start Data to use
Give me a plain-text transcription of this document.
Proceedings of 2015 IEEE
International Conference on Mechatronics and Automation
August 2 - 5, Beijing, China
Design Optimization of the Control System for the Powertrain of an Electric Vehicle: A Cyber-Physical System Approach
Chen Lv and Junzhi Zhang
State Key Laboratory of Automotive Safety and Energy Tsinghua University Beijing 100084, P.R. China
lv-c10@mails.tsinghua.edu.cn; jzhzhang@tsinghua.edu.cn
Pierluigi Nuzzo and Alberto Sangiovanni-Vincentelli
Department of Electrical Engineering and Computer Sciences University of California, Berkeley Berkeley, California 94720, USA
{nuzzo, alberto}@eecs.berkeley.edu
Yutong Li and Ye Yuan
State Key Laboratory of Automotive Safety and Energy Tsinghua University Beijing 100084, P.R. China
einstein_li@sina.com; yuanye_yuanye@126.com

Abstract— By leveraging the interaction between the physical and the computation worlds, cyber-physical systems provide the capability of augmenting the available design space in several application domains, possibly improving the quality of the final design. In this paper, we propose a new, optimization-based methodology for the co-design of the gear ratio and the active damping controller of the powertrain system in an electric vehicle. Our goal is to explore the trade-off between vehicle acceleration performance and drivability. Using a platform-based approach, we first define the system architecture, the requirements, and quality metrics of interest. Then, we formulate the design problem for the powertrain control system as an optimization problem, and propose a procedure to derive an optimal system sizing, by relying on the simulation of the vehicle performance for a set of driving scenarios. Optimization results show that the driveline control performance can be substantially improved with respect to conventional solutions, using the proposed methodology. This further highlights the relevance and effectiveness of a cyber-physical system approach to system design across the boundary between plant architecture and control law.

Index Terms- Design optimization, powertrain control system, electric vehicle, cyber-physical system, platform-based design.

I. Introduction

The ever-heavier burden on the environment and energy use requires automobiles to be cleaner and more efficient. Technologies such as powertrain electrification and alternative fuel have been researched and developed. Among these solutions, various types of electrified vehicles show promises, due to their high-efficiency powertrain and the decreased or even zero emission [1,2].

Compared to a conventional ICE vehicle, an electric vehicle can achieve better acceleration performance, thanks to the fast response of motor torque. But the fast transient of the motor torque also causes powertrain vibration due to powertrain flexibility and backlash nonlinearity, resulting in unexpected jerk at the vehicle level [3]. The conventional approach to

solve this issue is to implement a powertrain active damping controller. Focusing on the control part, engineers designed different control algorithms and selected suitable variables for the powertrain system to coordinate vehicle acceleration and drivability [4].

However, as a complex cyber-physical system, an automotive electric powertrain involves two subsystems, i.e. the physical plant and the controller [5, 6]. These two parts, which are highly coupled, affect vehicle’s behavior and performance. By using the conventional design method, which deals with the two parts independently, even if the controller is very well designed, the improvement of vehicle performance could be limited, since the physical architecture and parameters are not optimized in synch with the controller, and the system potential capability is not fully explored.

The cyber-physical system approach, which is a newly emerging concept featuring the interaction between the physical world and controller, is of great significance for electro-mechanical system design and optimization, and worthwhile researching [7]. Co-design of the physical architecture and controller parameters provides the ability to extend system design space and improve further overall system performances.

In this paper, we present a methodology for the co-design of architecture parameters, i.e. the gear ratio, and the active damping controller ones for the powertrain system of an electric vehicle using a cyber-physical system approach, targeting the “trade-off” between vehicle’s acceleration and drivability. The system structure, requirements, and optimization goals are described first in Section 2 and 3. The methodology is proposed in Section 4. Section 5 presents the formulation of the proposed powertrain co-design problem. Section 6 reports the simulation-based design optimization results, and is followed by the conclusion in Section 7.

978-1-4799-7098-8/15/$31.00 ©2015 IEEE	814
end Data to use
# Request
Above are some records. Count the lines among them with the word "which", and answer with the number only.

# Solution
2